(Collected data entries)
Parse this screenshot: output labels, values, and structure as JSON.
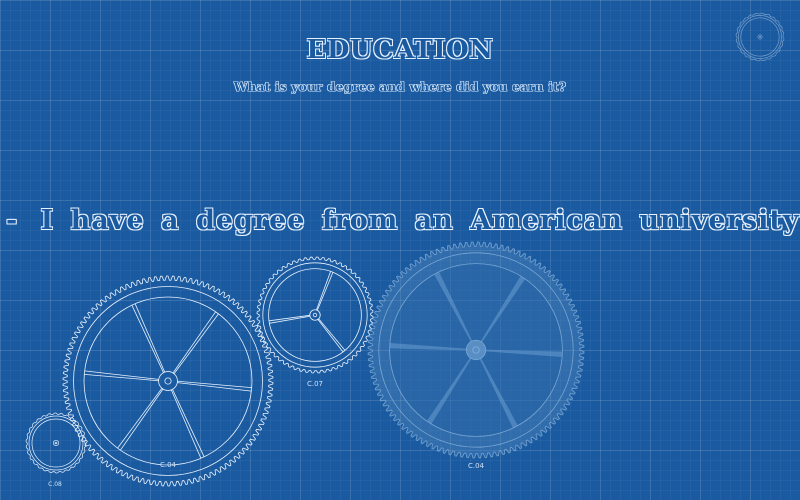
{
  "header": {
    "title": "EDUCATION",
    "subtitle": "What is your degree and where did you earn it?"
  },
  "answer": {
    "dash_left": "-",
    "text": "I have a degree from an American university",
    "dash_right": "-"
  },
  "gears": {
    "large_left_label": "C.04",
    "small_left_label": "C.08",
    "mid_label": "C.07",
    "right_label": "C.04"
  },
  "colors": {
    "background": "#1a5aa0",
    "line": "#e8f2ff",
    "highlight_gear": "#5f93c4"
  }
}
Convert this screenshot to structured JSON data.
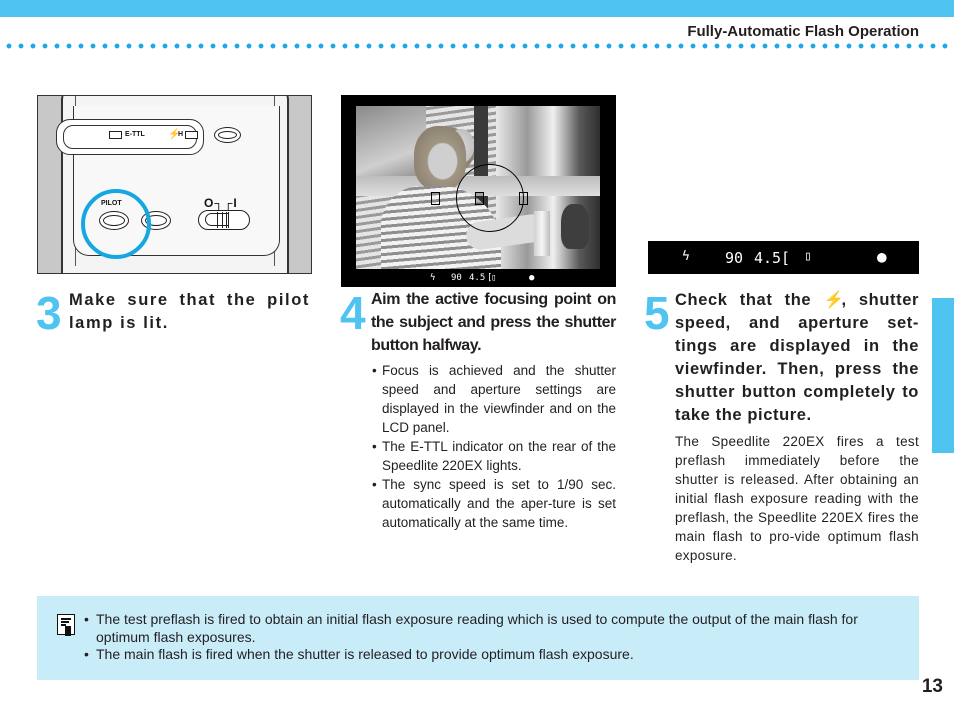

--

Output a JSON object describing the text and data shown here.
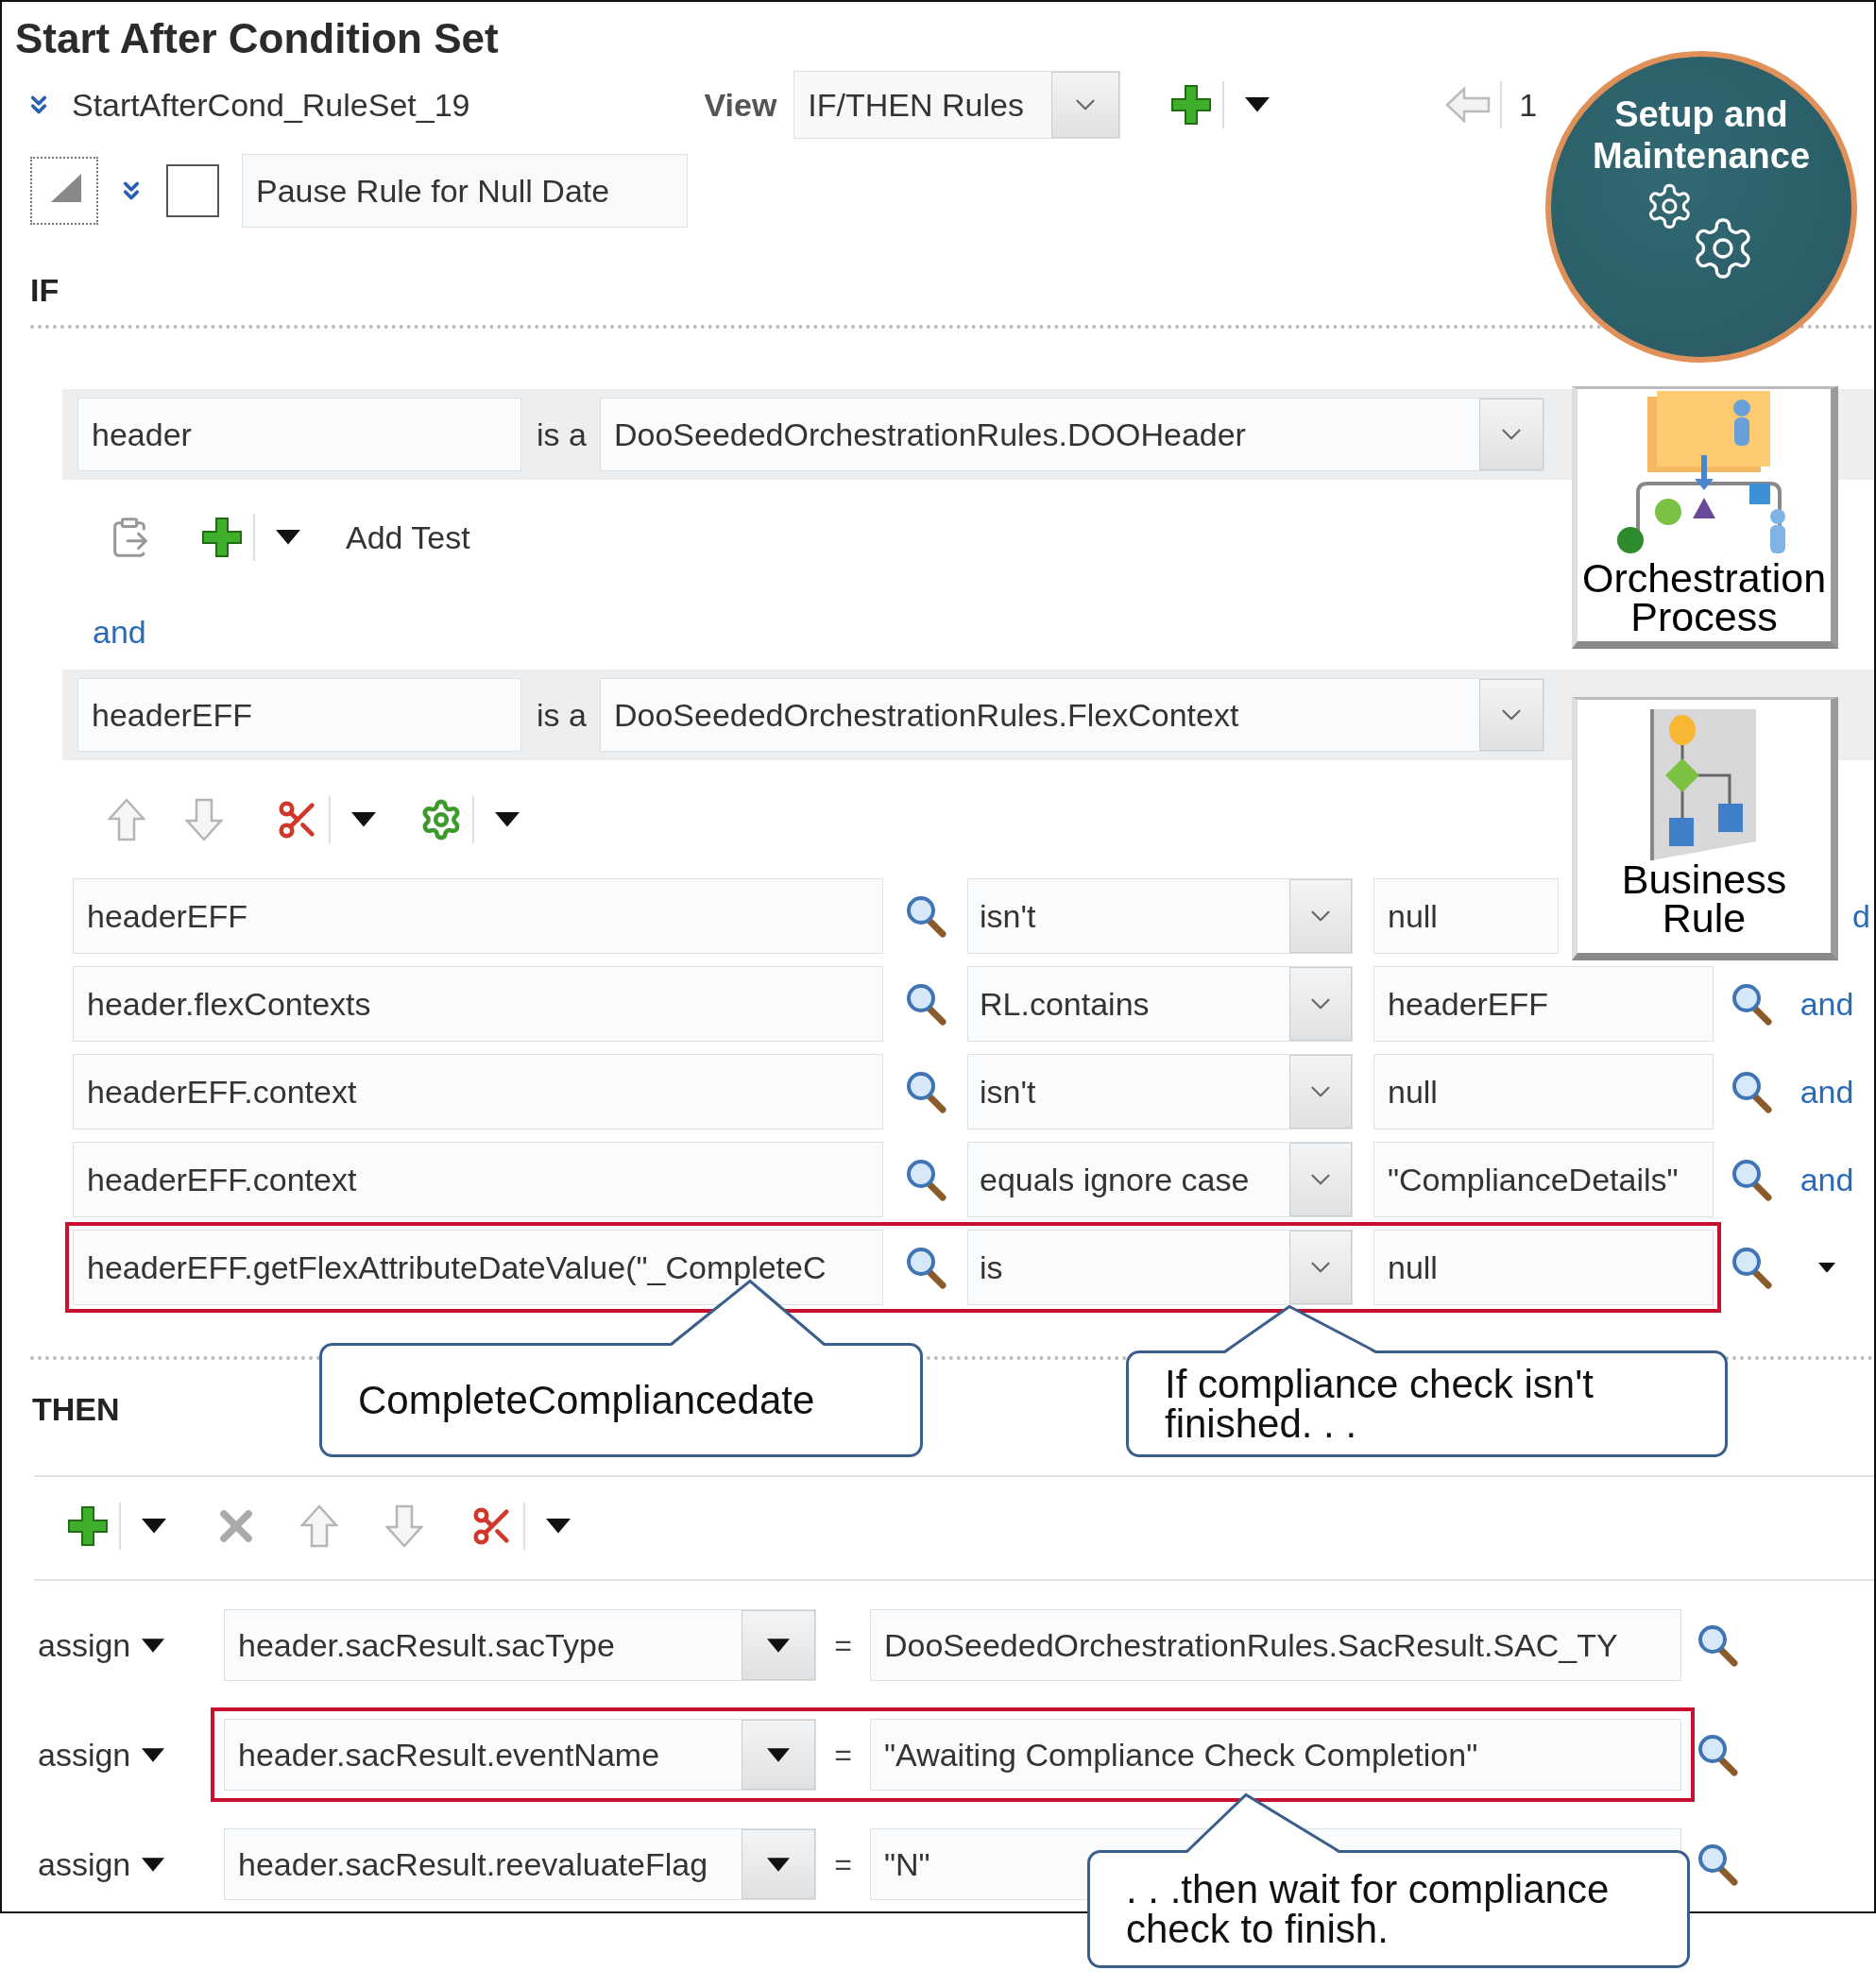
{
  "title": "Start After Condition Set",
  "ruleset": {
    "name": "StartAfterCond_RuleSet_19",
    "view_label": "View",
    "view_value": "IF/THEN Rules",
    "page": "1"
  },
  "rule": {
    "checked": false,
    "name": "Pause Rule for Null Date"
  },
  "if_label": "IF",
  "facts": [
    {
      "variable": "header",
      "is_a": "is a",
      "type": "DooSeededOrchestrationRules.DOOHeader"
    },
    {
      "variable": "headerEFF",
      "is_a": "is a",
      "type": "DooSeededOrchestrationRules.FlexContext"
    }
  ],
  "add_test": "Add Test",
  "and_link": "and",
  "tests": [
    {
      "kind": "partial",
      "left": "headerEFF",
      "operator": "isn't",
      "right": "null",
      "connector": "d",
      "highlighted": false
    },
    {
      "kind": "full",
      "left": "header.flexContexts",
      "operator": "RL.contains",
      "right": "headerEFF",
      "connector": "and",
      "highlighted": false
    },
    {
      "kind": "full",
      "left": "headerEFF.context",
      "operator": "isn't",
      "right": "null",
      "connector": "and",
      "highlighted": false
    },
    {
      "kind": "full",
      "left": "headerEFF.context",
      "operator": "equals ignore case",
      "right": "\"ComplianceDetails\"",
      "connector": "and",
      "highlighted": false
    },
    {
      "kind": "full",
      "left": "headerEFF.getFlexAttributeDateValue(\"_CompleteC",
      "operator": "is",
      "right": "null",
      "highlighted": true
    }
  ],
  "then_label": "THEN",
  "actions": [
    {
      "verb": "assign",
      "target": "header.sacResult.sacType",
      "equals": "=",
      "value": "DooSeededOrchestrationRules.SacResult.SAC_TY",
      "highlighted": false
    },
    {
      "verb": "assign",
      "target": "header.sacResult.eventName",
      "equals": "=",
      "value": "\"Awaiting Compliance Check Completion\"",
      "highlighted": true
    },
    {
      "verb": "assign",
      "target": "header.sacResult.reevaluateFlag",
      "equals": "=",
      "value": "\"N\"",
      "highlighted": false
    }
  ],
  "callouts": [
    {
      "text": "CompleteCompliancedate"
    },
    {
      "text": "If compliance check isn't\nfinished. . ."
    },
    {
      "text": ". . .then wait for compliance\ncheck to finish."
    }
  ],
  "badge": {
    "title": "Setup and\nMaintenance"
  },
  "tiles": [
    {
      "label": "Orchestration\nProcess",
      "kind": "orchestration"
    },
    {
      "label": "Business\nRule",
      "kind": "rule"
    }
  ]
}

==

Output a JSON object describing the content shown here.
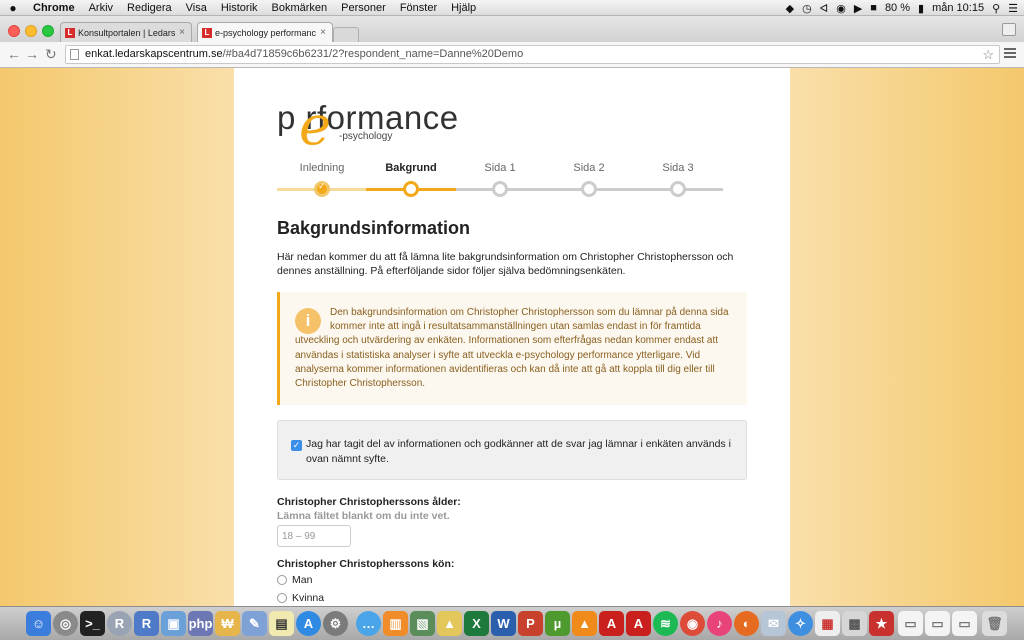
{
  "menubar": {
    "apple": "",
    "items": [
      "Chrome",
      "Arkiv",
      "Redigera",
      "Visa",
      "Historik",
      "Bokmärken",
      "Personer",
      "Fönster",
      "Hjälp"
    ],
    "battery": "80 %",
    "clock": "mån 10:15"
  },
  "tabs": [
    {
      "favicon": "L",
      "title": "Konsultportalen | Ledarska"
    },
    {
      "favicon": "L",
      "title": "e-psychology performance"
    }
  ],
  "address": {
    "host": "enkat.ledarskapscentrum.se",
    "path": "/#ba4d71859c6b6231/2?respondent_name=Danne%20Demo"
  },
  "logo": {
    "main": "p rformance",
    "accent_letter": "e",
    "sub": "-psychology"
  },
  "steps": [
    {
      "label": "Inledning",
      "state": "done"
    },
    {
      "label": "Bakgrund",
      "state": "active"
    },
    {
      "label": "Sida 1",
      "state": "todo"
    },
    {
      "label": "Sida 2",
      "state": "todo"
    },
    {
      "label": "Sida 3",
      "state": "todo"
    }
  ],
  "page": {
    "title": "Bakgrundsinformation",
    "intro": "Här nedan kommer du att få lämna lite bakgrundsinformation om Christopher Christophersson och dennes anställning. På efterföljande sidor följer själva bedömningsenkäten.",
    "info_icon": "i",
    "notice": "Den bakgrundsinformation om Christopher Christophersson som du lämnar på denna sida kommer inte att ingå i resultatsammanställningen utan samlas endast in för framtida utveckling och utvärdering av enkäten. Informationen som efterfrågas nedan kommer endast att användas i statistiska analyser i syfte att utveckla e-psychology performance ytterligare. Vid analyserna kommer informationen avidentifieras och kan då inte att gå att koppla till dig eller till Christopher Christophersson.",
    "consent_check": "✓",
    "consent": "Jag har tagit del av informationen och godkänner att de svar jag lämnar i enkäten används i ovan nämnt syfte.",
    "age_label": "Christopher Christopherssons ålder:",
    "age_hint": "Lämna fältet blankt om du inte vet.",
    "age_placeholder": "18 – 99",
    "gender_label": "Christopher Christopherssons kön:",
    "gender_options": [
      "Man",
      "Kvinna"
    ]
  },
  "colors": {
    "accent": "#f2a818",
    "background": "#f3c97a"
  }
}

_Set task_
Every line from the one containing "Parse this screenshot: output" to the one containing "Convert this screenshot" should be output exactly, both ends included. Nothing else goes in, and no pictures either.

_Solution for this exercise_
Parse this screenshot: output labels, values, and structure as JSON.
{
  "header": {
    "title": "EDUCATION",
    "subtitle": "What is your degree and where did you earn it?"
  },
  "answer": {
    "dash_left": "-",
    "text": "I have a degree from an American university",
    "dash_right": "-"
  },
  "gears": {
    "large_left_label": "C.04",
    "small_left_label": "C.08",
    "mid_label": "C.07",
    "right_label": "C.04"
  },
  "colors": {
    "background": "#1a5aa0",
    "line": "#e8f2ff",
    "highlight_gear": "#5f93c4"
  }
}
Convert this screenshot to structured JSON data.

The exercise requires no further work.